The problem
Extract every line from the records below that contains the word "Capital".

## START Records provided

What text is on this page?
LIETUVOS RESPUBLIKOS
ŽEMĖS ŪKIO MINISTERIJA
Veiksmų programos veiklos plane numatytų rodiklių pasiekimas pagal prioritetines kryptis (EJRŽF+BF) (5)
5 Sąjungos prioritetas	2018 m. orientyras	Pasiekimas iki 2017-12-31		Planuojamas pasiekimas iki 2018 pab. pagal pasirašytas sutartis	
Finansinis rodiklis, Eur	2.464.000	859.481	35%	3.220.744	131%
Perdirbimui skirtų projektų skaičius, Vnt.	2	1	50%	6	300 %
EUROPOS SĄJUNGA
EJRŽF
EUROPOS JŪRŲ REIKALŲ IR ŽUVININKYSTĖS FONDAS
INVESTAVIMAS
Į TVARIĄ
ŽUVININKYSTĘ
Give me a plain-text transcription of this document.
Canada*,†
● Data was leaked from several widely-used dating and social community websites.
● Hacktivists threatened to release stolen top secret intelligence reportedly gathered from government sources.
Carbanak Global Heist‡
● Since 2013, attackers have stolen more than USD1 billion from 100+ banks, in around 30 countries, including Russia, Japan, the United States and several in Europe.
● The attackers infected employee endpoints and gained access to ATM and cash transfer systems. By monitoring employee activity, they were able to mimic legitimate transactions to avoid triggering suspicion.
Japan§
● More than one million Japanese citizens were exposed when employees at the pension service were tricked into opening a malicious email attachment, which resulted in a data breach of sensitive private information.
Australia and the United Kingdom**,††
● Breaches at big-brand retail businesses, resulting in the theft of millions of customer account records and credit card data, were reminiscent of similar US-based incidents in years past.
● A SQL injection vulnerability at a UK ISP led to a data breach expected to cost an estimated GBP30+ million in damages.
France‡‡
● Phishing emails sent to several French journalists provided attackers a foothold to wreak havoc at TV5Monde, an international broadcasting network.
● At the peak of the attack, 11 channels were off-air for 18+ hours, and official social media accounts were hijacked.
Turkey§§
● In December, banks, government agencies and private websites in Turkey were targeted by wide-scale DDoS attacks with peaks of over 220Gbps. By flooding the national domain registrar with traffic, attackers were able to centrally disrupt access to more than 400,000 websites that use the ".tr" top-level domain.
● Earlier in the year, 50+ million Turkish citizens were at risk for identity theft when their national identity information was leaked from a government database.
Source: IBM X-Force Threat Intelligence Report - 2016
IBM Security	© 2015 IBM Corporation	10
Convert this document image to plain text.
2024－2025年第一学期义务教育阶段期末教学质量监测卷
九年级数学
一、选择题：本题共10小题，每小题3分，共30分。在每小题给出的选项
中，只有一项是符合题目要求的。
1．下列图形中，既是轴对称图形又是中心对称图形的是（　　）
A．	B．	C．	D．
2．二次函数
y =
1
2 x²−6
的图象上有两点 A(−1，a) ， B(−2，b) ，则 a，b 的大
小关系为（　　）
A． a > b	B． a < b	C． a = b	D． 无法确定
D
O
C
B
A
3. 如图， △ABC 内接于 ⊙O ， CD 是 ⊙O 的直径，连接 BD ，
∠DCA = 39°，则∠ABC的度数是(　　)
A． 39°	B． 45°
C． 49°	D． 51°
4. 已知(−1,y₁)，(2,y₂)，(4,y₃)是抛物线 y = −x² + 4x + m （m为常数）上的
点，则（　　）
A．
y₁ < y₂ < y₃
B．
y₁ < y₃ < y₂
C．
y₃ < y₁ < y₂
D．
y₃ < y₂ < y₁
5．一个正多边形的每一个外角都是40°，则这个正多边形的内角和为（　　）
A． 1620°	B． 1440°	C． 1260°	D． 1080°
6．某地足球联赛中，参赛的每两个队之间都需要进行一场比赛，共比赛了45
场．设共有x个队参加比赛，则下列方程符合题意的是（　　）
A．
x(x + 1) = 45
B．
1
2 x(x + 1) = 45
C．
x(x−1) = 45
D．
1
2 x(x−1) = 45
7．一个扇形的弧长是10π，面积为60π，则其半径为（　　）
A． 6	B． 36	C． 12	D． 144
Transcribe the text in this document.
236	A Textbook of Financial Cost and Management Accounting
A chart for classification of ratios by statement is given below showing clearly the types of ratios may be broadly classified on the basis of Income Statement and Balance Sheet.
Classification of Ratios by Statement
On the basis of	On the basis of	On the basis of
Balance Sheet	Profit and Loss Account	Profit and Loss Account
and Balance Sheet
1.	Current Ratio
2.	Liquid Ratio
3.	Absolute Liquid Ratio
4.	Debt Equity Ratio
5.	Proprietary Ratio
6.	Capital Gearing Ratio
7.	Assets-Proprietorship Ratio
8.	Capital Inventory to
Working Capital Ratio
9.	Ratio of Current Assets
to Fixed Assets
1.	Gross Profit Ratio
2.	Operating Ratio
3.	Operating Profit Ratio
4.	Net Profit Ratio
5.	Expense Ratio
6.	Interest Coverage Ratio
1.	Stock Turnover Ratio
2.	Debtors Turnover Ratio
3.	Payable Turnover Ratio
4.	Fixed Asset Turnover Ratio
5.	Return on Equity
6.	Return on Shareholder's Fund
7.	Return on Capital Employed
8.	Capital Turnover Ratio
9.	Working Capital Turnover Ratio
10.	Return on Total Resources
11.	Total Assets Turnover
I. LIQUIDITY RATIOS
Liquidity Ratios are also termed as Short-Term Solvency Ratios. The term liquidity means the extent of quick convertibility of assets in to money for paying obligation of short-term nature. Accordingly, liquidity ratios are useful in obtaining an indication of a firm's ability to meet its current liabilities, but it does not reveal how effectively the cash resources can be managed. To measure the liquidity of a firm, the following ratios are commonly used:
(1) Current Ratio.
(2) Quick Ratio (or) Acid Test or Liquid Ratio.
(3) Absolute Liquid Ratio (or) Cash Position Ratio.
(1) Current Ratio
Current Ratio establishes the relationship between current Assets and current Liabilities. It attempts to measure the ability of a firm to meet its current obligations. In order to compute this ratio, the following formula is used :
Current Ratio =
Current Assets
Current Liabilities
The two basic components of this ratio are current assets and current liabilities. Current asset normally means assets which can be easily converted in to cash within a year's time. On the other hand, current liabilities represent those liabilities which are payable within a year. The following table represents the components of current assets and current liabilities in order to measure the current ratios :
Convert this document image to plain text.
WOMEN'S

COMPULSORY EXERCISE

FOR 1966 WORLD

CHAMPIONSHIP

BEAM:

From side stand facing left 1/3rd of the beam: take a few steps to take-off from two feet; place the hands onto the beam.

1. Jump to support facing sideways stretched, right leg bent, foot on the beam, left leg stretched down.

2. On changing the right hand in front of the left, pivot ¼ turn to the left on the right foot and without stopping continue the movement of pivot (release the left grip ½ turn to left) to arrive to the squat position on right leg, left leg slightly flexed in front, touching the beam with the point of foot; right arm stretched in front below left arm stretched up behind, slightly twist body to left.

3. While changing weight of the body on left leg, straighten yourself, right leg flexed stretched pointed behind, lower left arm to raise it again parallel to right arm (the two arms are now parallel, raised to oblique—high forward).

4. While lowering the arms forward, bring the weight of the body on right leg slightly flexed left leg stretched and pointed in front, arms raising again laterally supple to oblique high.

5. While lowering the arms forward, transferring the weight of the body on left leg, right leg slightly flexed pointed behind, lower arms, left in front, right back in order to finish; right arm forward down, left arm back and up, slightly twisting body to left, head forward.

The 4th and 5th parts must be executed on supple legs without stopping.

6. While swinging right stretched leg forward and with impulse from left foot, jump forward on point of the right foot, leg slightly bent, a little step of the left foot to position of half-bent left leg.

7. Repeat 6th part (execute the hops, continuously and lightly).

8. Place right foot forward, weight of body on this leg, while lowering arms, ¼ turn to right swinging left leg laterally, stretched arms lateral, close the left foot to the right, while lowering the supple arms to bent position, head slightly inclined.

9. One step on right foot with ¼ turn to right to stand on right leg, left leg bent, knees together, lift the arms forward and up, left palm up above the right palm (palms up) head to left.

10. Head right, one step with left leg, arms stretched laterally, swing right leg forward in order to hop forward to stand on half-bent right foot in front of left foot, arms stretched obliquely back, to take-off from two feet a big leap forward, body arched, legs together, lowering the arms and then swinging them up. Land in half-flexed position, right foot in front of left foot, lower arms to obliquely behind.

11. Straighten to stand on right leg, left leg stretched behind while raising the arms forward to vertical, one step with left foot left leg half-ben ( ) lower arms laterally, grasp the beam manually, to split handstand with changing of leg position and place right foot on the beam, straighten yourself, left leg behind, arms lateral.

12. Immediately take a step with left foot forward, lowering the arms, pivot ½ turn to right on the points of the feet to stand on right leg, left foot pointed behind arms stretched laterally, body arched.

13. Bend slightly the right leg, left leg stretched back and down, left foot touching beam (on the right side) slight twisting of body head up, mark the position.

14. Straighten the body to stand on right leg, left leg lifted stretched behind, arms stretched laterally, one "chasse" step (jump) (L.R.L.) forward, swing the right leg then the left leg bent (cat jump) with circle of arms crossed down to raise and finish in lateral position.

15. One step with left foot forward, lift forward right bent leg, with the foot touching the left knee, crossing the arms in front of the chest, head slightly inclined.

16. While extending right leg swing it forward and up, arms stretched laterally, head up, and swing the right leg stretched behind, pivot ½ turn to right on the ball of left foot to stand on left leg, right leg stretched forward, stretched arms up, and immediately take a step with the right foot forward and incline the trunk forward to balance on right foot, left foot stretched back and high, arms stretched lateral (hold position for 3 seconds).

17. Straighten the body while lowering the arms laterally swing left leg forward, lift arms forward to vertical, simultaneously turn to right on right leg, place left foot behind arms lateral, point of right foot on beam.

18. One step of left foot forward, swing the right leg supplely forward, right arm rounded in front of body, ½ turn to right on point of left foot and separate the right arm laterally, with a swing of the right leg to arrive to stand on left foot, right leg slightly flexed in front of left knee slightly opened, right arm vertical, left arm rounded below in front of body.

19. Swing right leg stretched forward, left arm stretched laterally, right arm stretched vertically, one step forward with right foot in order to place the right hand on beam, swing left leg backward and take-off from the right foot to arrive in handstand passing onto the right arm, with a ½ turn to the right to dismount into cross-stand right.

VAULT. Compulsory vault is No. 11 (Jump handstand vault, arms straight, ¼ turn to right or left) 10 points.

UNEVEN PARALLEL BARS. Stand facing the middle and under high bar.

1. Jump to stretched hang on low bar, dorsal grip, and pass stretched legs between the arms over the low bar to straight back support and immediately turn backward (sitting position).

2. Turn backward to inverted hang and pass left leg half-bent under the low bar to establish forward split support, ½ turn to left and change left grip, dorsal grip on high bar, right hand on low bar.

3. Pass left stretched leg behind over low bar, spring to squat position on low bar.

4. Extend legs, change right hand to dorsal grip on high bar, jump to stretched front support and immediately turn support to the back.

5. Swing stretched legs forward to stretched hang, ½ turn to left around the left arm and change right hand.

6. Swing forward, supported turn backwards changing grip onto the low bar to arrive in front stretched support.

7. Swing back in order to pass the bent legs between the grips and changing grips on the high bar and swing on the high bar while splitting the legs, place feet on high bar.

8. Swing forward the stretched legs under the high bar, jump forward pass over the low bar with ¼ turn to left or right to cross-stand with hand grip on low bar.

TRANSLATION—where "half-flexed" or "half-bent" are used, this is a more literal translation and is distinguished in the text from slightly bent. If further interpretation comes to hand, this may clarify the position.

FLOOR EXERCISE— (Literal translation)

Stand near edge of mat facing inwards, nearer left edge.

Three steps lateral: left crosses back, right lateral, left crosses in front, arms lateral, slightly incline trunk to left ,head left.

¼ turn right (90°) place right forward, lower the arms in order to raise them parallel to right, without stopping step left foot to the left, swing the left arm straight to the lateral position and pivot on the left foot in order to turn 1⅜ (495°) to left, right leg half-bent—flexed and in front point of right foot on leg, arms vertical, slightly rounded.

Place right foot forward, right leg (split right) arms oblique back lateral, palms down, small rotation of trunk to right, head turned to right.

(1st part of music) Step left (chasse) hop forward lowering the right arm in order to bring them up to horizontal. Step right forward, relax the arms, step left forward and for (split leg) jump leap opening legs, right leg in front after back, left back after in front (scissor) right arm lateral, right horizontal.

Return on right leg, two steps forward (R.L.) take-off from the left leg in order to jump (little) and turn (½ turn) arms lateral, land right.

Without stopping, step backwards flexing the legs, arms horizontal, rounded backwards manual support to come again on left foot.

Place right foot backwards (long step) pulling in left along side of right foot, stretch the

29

## END Records provided

Worked answer
6.	Capital Gearing Ratio
8.	Capital Inventory to
Working Capital Ratio
7.	Return on Capital Employed
8.	Capital Turnover Ratio
9.	Working Capital Turnover Ratio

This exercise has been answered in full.